> AIM OF THE EXERCISE:
Rewrite the NVFlare AutoFL text from "The report helper" up to and including "and future automation.", putting "short" in place of "concise".

> SUPPLIED TEXT:
- - - - -
The agent, rather than the deterministic runner, owns search policy. It may
change tunables, edit the imported job's allowed source files, or implement new
algorithms as Python modules. Each attempt starts from the retained best source
in `.nvflare/autofl/candidates/<id>/source` and has a generated
`candidate_manifest.json` containing its hypothesis, base candidate, run
arguments, changed files, source and budget hashes, patch hash, artifacts, and
result.

NVFlare computes the manifest's evidence fields; the agent does not assert them.
Before execution, the helper rejects stale candidates, path traversal, symlink
escapes, unauthorized existing-file edits, and detectable fixed-budget drift.
It applies the candidate transactionally to the real job workspace, retains a
new best, and restores the previous best after a discard or crash. This works
without requiring a Git repository and leaves the best source ready for the
standard NVFlare job lifecycle.

The built-in parameter candidates are suggestion seeds only. They are returned
as machine-readable hypotheses and arguments when requested, but are not the
default search loop and are never executed without agent selection.

## Execution Model

The skill uses existing NVFlare execution surfaces:

- Simulation: initialize a baseline, prepare an agent-authored candidate draft,
and evaluate it through the existing `job.py` and configured `SimEnv`.
- POC: use the existing job authoring/export flow, startup kits, and standard
`nvflare job` commands, then record the job ID, artifacts, and metric against
the candidate manifest.
- Production: use standard startup-kit authentication, site policy, job submit,
wait, download, and inspection commands with the same manifest and result
recording contract.

Production is a valid optimization environment. The best candidate may later be
submitted or reused through the standard NVFlare job lifecycle; no separate
promotion command is needed.

## Stopped-Campaign Reporting

Reporting is a separate skill boundary because its trigger and safety posture
differ from active optimization. `nvflare-autofl` must continue an active,
uncapped campaign while state has `final_response_allowed=false`.
`nvflare-autofl-report` operates only after a clean stop, explicit cap, hard
blocker, or independently confirmed interruption.

The report helper consumes `results.tsv`, `autofl.yaml`, campaign state, and
candidate manifests. It attempts to refresh the shared `progress.png` and
writes:

- `autofl_final_report.md`, a concise review artifact with executive summary,
trajectory, best-candidate lineage, exact commands, reliability, and
reproduction guidance;
- `autofl_report_summary.json`, a machine-readable
`nvflare.autofl.report.v1` summary for tools and future automation.

The helper does not edit source, ledger, manifests, or campaign state and does
not require Git. If an abrupt interruption leaves state active, the human must
confirm interruption after execution is independently checked; the report
records that assertion without rewriting history. This confirmation bypasses
only stale stop state. Pending state, `candidate` ledger rows, or manifests in
`prepared`/`ready_for_external_execution` status block finalization until the
active skill finalizes or abandons them.

Plotting is optional report evidence. A missing plotting dependency or invalid
PNG does not suppress the Markdown and JSON artifacts: the helper preserves the
failed artifact, emits a warning, omits the Markdown image, and records
`artifacts.progress_plot_available=false`.

Literature reporting follows measured evidence rather than agent narrative.
- - - - -
Page element annotations

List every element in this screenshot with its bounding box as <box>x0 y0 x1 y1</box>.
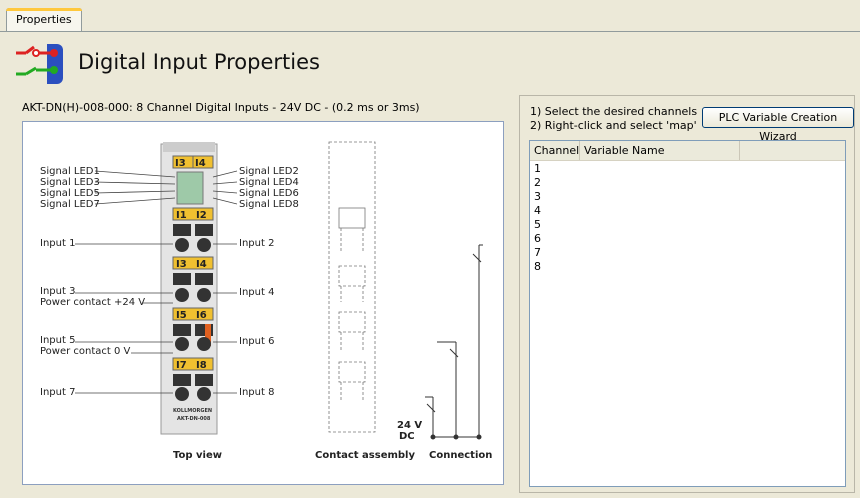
terminal-label: I7 <box>176 360 187 371</box>
column-header-channel[interactable]: Channel <box>530 141 580 160</box>
list-item[interactable]: 8 <box>530 260 845 274</box>
wiring-diagram-svg: I3 I4 I1 I2 I3 I4 I5 I6 I7 I8 KOLLMORGEN… <box>40 141 492 461</box>
power-contact-label: Power contact +24 V <box>40 297 145 308</box>
page-title: Digital Input Properties <box>78 50 320 74</box>
digital-input-icon <box>16 44 63 84</box>
signal-led-label: Signal LED2 <box>239 166 299 177</box>
signal-led-label: Signal LED5 <box>40 188 100 199</box>
signal-led-label: Signal LED7 <box>40 199 100 210</box>
list-item[interactable]: 1 <box>530 162 845 176</box>
list-header: Channel Variable Name <box>530 141 845 161</box>
input-label: Input 2 <box>239 238 274 249</box>
terminal-label: I3 <box>175 158 186 169</box>
wiring-diagram: I3 I4 I1 I2 I3 I4 I5 I6 I7 I8 KOLLMORGEN… <box>22 121 504 485</box>
input-label: Input 8 <box>239 387 274 398</box>
terminal-label: I4 <box>195 158 206 169</box>
supply-label: DC <box>399 431 415 442</box>
tab-divider <box>0 31 860 32</box>
list-item[interactable]: 2 <box>530 176 845 190</box>
tab-strip: Properties <box>0 0 860 33</box>
supply-label: 24 V <box>397 420 422 431</box>
terminal-label: I4 <box>196 259 207 270</box>
terminal-label: I5 <box>176 310 187 321</box>
input-label: Input 5 <box>40 335 75 346</box>
instruction-line: 2) Right-click and select 'map' <box>530 119 697 132</box>
signal-led-label: Signal LED6 <box>239 188 299 199</box>
input-label: Input 3 <box>40 286 75 297</box>
model-label: AKT-DN-008 <box>177 416 211 422</box>
right-labels: Signal LED2 Signal LED4 Signal LED6 Sign… <box>239 166 299 398</box>
list-body: 1 2 3 4 5 6 7 8 <box>530 161 845 274</box>
terminal-label: I1 <box>176 210 187 221</box>
instruction-line: 1) Select the desired channels <box>530 105 698 118</box>
signal-led-label: Signal LED1 <box>40 166 100 177</box>
list-item[interactable]: 3 <box>530 190 845 204</box>
signal-led-label: Signal LED8 <box>239 199 299 210</box>
contact-assembly <box>328 141 376 433</box>
brand-label: KOLLMORGEN <box>173 408 212 414</box>
terminal-label: I6 <box>196 310 207 321</box>
module-description: AKT-DN(H)-008-000: 8 Channel Digital Inp… <box>22 101 420 114</box>
caption-top-view: Top view <box>173 450 222 461</box>
terminal-label: I3 <box>176 259 187 270</box>
channel-mapping-panel: 1) Select the desired channels 2) Right-… <box>519 95 855 493</box>
tab-label: Properties <box>16 13 72 26</box>
signal-led-label: Signal LED4 <box>239 177 299 188</box>
instructions: 1) Select the desired channels 2) Right-… <box>530 105 697 133</box>
column-header-variable-name[interactable]: Variable Name <box>580 141 740 160</box>
caption-connection: Connection <box>429 450 492 461</box>
list-item[interactable]: 5 <box>530 218 845 232</box>
list-item[interactable]: 6 <box>530 232 845 246</box>
terminal-top-view: I3 I4 I1 I2 I3 I4 I5 I6 I7 I8 KOLLMORGEN… <box>160 142 218 435</box>
terminal-label: I2 <box>196 210 207 221</box>
channel-list[interactable]: Channel Variable Name 1 2 3 4 5 6 7 8 <box>529 140 846 487</box>
left-labels: Signal LED1 Signal LED3 Signal LED5 Sign… <box>40 166 145 398</box>
signal-led-label: Signal LED3 <box>40 177 100 188</box>
input-label: Input 4 <box>239 287 274 298</box>
terminal-label: I8 <box>196 360 207 371</box>
input-label: Input 1 <box>40 238 75 249</box>
power-contact-label: Power contact 0 V <box>40 346 131 357</box>
input-label: Input 6 <box>239 336 274 347</box>
list-item[interactable]: 4 <box>530 204 845 218</box>
connection-diagram <box>425 244 483 440</box>
plc-variable-wizard-button[interactable]: PLC Variable Creation Wizard <box>702 107 854 143</box>
caption-contact-assembly: Contact assembly <box>315 450 415 461</box>
input-label: Input 7 <box>40 387 75 398</box>
tab-properties[interactable]: Properties <box>6 8 82 32</box>
list-item[interactable]: 7 <box>530 246 845 260</box>
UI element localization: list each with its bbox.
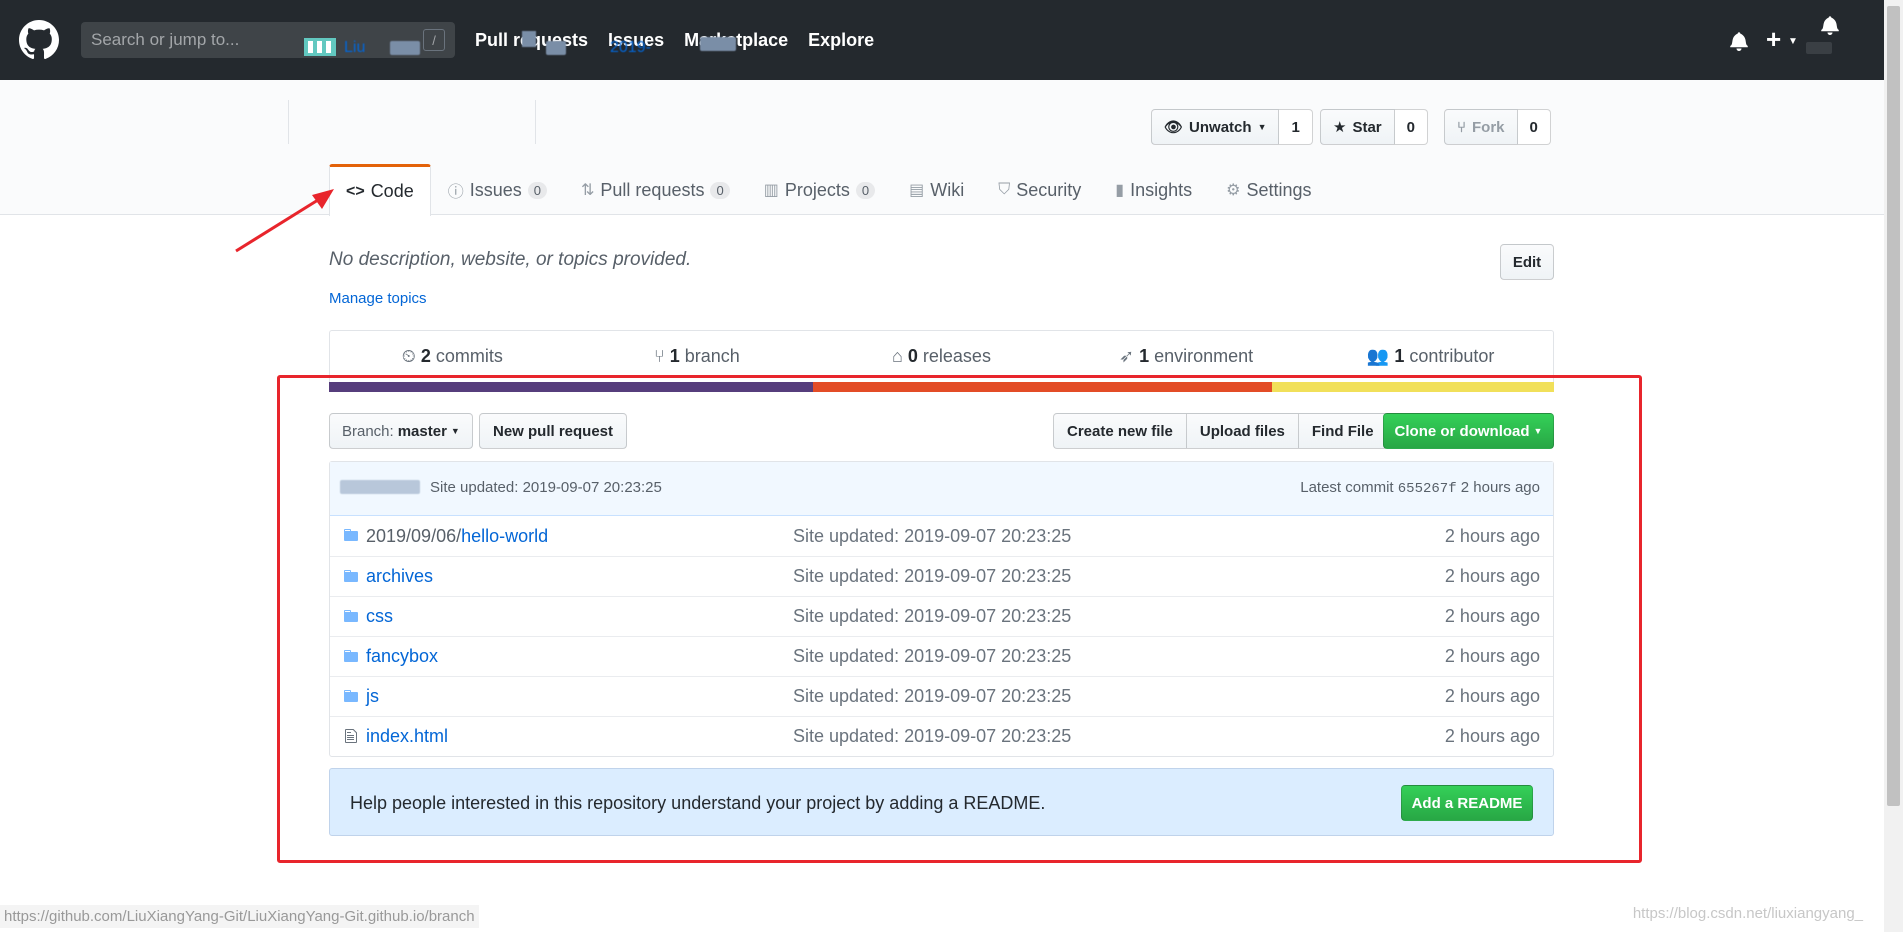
tab-settings[interactable]: ⚙ Settings bbox=[1209, 164, 1328, 215]
releases-count: 0 bbox=[907, 346, 918, 366]
environment-label: environment bbox=[1154, 346, 1254, 366]
gear-icon: ⚙ bbox=[1226, 182, 1241, 199]
shield-icon: ⛉ bbox=[998, 181, 1011, 198]
bell-icon[interactable] bbox=[1730, 31, 1748, 51]
notification-bell-icon[interactable] bbox=[1821, 15, 1839, 35]
chevron-down-icon[interactable]: ▼ bbox=[1788, 36, 1798, 47]
branch-label: branch bbox=[684, 346, 740, 366]
contributor-count: 1 bbox=[1394, 346, 1405, 366]
environment-count: 1 bbox=[1139, 346, 1150, 366]
watch-count[interactable]: 1 bbox=[1279, 109, 1313, 145]
tab-label: Insights bbox=[1130, 179, 1193, 200]
fork-count[interactable]: 0 bbox=[1517, 109, 1551, 145]
contributor-label: contributor bbox=[1409, 346, 1495, 366]
edit-button[interactable]: Edit bbox=[1500, 244, 1554, 280]
pull-requests-counter: 0 bbox=[710, 181, 730, 199]
commits-label: commits bbox=[435, 346, 503, 366]
tab-code[interactable]: <> Code bbox=[329, 164, 431, 216]
chevron-down-icon: ▼ bbox=[1257, 122, 1267, 132]
repo-icon bbox=[522, 31, 536, 47]
github-logo-icon[interactable] bbox=[19, 20, 59, 60]
watermark: https://blog.csdn.net/liuxiangyang_ bbox=[1632, 905, 1863, 922]
star-label: Star bbox=[1352, 118, 1382, 136]
fork-button[interactable]: ⑂ Fork bbox=[1444, 109, 1518, 145]
avatar[interactable] bbox=[1806, 42, 1832, 54]
global-header: / Pull requests Issues Marketplace Explo… bbox=[0, 0, 1884, 80]
manage-topics-link[interactable]: Manage topics bbox=[329, 290, 427, 307]
repo-nav: <> Code ⓘ Issues 0 ⇅ Pull requests 0 ▥ P… bbox=[329, 164, 1329, 216]
book-icon: ▤ bbox=[909, 182, 925, 199]
tab-label: Settings bbox=[1246, 179, 1312, 200]
divider bbox=[535, 100, 536, 144]
star-button[interactable]: ★ Star bbox=[1320, 109, 1395, 145]
tab-issues[interactable]: ⓘ Issues 0 bbox=[431, 164, 564, 215]
tab-insights[interactable]: ▮ Insights bbox=[1098, 164, 1209, 215]
eye-icon: 👁 bbox=[1164, 119, 1184, 136]
issues-counter: 0 bbox=[527, 181, 547, 199]
tab-label: Pull requests bbox=[600, 179, 705, 200]
branch-count: 1 bbox=[669, 346, 680, 366]
folder-icon bbox=[390, 41, 420, 55]
repo-owner-link[interactable]: Liu bbox=[344, 39, 365, 57]
people-icon: 👥 bbox=[1366, 346, 1390, 366]
code-icon: <> bbox=[346, 182, 365, 200]
unwatch-label: Unwatch bbox=[1189, 118, 1252, 136]
folder-icon bbox=[700, 37, 736, 51]
tab-projects[interactable]: ▥ Projects 0 bbox=[747, 164, 892, 215]
status-bar-url: https://github.com/LiuXiangYang-Git/LiuX… bbox=[0, 905, 479, 928]
repo-owner-avatar-icon bbox=[304, 38, 336, 56]
tab-wiki[interactable]: ▤ Wiki bbox=[892, 164, 981, 215]
commits-count: 2 bbox=[420, 346, 431, 366]
watch-group: 👁 Unwatch ▼ 1 bbox=[1151, 109, 1313, 145]
star-count[interactable]: 0 bbox=[1394, 109, 1428, 145]
tab-label: Issues bbox=[469, 179, 522, 200]
repo-description: No description, website, or topics provi… bbox=[329, 249, 692, 270]
red-arrow-annotation bbox=[235, 189, 334, 253]
highlight-box bbox=[277, 375, 1642, 863]
nav-explore[interactable]: Explore bbox=[808, 30, 874, 51]
fork-label: Fork bbox=[1472, 118, 1505, 136]
releases-label: releases bbox=[922, 346, 991, 366]
scrollbar-thumb[interactable] bbox=[1887, 6, 1900, 806]
plus-icon[interactable]: + bbox=[1766, 24, 1781, 55]
project-icon: ▥ bbox=[763, 182, 779, 199]
history-icon: ⏲ bbox=[401, 346, 416, 366]
scrollbar[interactable] bbox=[1884, 0, 1903, 932]
star-group: ★ Star 0 bbox=[1320, 109, 1428, 145]
tab-label: Code bbox=[370, 181, 414, 201]
unwatch-button[interactable]: 👁 Unwatch ▼ bbox=[1151, 109, 1280, 145]
tab-label: Wiki bbox=[930, 179, 965, 200]
projects-counter: 0 bbox=[855, 181, 876, 199]
issue-icon: ⓘ bbox=[447, 184, 464, 201]
tab-security[interactable]: ⛉ Security bbox=[981, 164, 1098, 215]
repo-name-link[interactable]: 2019- bbox=[610, 39, 651, 57]
tab-pull-requests[interactable]: ⇅ Pull requests 0 bbox=[564, 164, 747, 215]
fork-group: ⑂ Fork 0 bbox=[1444, 109, 1551, 145]
tab-label: Security bbox=[1016, 179, 1082, 200]
git-branch-icon: ⑂ bbox=[653, 346, 665, 366]
folder-icon bbox=[546, 41, 566, 55]
git-pull-request-icon: ⇅ bbox=[581, 182, 595, 199]
rocket-icon: ➶ bbox=[1118, 346, 1135, 366]
repo-title: Liu 2019- bbox=[290, 25, 800, 71]
tag-icon: ⌂ bbox=[892, 346, 903, 366]
tab-label: Projects bbox=[784, 179, 850, 200]
header-right: + ▼ bbox=[1664, 0, 1884, 80]
graph-icon: ▮ bbox=[1115, 182, 1125, 199]
star-icon: ★ bbox=[1333, 119, 1347, 136]
divider bbox=[288, 100, 289, 144]
repo-forked-icon: ⑂ bbox=[1457, 118, 1467, 136]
- - - - -
> ANSWER FOR THIS EXERCISE:
The report helper consumes `results.tsv`, `autofl.yaml`, campaign state, and
candidate manifests. It attempts to refresh the shared `progress.png` and
writes:

- `autofl_final_report.md`, a short review artifact with executive summary,
trajectory, best-candidate lineage, exact commands, reliability, and
reproduction guidance;
- `autofl_report_summary.json`, a machine-readable
`nvflare.autofl.report.v1` summary for tools and future automation.